### DIRECTIONS:
Copy all the material that follows, keeping every character the same.
__________
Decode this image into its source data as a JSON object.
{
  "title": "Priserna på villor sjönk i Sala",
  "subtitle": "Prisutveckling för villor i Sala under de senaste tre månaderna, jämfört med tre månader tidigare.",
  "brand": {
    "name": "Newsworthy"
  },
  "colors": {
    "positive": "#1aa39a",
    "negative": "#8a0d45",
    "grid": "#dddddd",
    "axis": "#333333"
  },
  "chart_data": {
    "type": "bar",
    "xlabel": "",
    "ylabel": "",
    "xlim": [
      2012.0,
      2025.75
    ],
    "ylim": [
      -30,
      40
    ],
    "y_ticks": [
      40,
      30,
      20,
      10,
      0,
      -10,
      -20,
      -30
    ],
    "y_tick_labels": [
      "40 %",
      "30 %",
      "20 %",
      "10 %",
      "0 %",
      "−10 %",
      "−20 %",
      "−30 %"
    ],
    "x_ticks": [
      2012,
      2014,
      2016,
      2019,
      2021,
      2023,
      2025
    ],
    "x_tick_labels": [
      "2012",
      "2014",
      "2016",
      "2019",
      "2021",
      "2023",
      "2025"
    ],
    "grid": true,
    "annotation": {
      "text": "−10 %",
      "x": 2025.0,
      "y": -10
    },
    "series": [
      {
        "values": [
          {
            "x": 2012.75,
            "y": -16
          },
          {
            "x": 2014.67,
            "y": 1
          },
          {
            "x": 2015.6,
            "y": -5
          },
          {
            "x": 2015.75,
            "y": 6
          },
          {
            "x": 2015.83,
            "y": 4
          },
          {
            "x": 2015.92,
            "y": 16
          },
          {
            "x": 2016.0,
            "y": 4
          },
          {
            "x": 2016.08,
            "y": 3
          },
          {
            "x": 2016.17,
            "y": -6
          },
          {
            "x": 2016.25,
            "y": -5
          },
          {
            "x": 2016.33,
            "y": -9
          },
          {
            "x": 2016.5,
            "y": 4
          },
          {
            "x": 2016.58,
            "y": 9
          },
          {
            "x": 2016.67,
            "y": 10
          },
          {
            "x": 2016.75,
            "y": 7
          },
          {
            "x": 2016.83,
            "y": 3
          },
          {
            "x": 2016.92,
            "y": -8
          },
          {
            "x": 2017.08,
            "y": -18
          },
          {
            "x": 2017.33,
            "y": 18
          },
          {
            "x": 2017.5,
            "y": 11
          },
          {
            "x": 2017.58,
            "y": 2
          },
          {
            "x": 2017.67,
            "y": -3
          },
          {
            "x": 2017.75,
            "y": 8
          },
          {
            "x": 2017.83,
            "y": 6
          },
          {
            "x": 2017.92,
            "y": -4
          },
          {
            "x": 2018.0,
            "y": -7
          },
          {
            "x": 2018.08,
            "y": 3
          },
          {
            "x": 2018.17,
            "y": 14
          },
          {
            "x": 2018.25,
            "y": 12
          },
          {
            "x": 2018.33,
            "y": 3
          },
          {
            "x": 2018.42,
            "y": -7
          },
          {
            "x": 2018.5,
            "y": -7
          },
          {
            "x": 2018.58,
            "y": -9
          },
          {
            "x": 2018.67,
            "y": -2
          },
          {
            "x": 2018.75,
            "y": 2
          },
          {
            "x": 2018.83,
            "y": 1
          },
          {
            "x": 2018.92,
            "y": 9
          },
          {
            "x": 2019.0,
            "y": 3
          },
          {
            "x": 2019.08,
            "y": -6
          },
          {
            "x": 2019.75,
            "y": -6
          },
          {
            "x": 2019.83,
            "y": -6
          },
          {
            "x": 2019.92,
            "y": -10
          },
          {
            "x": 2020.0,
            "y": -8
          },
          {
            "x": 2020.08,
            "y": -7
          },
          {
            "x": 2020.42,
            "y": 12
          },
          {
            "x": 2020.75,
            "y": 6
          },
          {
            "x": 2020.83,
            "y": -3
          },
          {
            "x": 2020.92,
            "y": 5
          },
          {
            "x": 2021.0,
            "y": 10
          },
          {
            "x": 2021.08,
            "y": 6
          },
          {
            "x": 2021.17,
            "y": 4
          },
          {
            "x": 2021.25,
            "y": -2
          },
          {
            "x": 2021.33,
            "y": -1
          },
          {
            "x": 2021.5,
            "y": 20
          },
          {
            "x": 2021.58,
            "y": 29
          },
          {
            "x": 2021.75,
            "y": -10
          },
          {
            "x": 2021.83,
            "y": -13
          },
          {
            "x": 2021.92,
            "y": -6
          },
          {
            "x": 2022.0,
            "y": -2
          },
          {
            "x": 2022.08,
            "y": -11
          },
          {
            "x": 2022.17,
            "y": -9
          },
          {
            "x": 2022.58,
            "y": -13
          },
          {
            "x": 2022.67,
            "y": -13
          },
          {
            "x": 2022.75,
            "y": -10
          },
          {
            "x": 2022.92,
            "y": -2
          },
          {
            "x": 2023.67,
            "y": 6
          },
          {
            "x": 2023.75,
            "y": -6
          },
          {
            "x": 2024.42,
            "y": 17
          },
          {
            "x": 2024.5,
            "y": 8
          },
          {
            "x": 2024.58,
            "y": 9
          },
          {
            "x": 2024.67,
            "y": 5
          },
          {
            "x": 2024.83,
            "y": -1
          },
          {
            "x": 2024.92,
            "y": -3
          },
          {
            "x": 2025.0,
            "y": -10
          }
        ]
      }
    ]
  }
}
__________
### FINAL RESULT:
Decode this image into its source data as a JSON object.
{
  "title": "Priserna på villor sjönk i Sala",
  "subtitle": "Prisutveckling för villor i Sala under de senaste tre månaderna, jämfört med tre månader tidigare.",
  "brand": {
    "name": "Newsworthy"
  },
  "colors": {
    "positive": "#1aa39a",
    "negative": "#8a0d45",
    "grid": "#dddddd",
    "axis": "#333333"
  },
  "chart_data": {
    "type": "bar",
    "xlabel": "",
    "ylabel": "",
    "xlim": [
      2012.0,
      2025.75
    ],
    "ylim": [
      -30,
      40
    ],
    "y_ticks": [
      40,
      30,
      20,
      10,
      0,
      -10,
      -20,
      -30
    ],
    "y_tick_labels": [
      "40 %",
      "30 %",
      "20 %",
      "10 %",
      "0 %",
      "−10 %",
      "−20 %",
      "−30 %"
    ],
    "x_ticks": [
      2012,
      2014,
      2016,
      2019,
      2021,
      2023,
      2025
    ],
    "x_tick_labels": [
      "2012",
      "2014",
      "2016",
      "2019",
      "2021",
      "2023",
      "2025"
    ],
    "grid": true,
    "annotation": {
      "text": "−10 %",
      "x": 2025.0,
      "y": -10
    },
    "series": [
      {
        "values": [
          {
            "x": 2012.75,
            "y": -16
          },
          {
            "x": 2014.67,
            "y": 1
          },
          {
            "x": 2015.6,
            "y": -5
          },
          {
            "x": 2015.75,
            "y": 6
          },
          {
            "x": 2015.83,
            "y": 4
          },
          {
            "x": 2015.92,
            "y": 16
          },
          {
            "x": 2016.0,
            "y": 4
          },
          {
            "x": 2016.08,
            "y": 3
          },
          {
            "x": 2016.17,
            "y": -6
          },
          {
            "x": 2016.25,
            "y": -5
          },
          {
            "x": 2016.33,
            "y": -9
          },
          {
            "x": 2016.5,
            "y": 4
          },
          {
            "x": 2016.58,
            "y": 9
          },
          {
            "x": 2016.67,
            "y": 10
          },
          {
            "x": 2016.75,
            "y": 7
          },
          {
            "x": 2016.83,
            "y": 3
          },
          {
            "x": 2016.92,
            "y": -8
          },
          {
            "x": 2017.08,
            "y": -18
          },
          {
            "x": 2017.33,
            "y": 18
          },
          {
            "x": 2017.5,
            "y": 11
          },
          {
            "x": 2017.58,
            "y": 2
          },
          {
            "x": 2017.67,
            "y": -3
          },
          {
            "x": 2017.75,
            "y": 8
          },
          {
            "x": 2017.83,
            "y": 6
          },
          {
            "x": 2017.92,
            "y": -4
          },
          {
            "x": 2018.0,
            "y": -7
          },
          {
            "x": 2018.08,
            "y": 3
          },
          {
            "x": 2018.17,
            "y": 14
          },
          {
            "x": 2018.25,
            "y": 12
          },
          {
            "x": 2018.33,
            "y": 3
          },
          {
            "x": 2018.42,
            "y": -7
          },
          {
            "x": 2018.5,
            "y": -7
          },
          {
            "x": 2018.58,
            "y": -9
          },
          {
            "x": 2018.67,
            "y": -2
          },
          {
            "x": 2018.75,
            "y": 2
          },
          {
            "x": 2018.83,
            "y": 1
          },
          {
            "x": 2018.92,
            "y": 9
          },
          {
            "x": 2019.0,
            "y": 3
          },
          {
            "x": 2019.08,
            "y": -6
          },
          {
            "x": 2019.75,
            "y": -6
          },
          {
            "x": 2019.83,
            "y": -6
          },
          {
            "x": 2019.92,
            "y": -10
          },
          {
            "x": 2020.0,
            "y": -8
          },
          {
            "x": 2020.08,
            "y": -7
          },
          {
            "x": 2020.42,
            "y": 12
          },
          {
            "x": 2020.75,
            "y": 6
          },
          {
            "x": 2020.83,
            "y": -3
          },
          {
            "x": 2020.92,
            "y": 5
          },
          {
            "x": 2021.0,
            "y": 10
          },
          {
            "x": 2021.08,
            "y": 6
          },
          {
            "x": 2021.17,
            "y": 4
          },
          {
            "x": 2021.25,
            "y": -2
          },
          {
            "x": 2021.33,
            "y": -1
          },
          {
            "x": 2021.5,
            "y": 20
          },
          {
            "x": 2021.58,
            "y": 29
          },
          {
            "x": 2021.75,
            "y": -10
          },
          {
            "x": 2021.83,
            "y": -13
          },
          {
            "x": 2021.92,
            "y": -6
          },
          {
            "x": 2022.0,
            "y": -2
          },
          {
            "x": 2022.08,
            "y": -11
          },
          {
            "x": 2022.17,
            "y": -9
          },
          {
            "x": 2022.58,
            "y": -13
          },
          {
            "x": 2022.67,
            "y": -13
          },
          {
            "x": 2022.75,
            "y": -10
          },
          {
            "x": 2022.92,
            "y": -2
          },
          {
            "x": 2023.67,
            "y": 6
          },
          {
            "x": 2023.75,
            "y": -6
          },
          {
            "x": 2024.42,
            "y": 17
          },
          {
            "x": 2024.5,
            "y": 8
          },
          {
            "x": 2024.58,
            "y": 9
          },
          {
            "x": 2024.67,
            "y": 5
          },
          {
            "x": 2024.83,
            "y": -1
          },
          {
            "x": 2024.92,
            "y": -3
          },
          {
            "x": 2025.0,
            "y": -10
          }
        ]
      }
    ]
  }
}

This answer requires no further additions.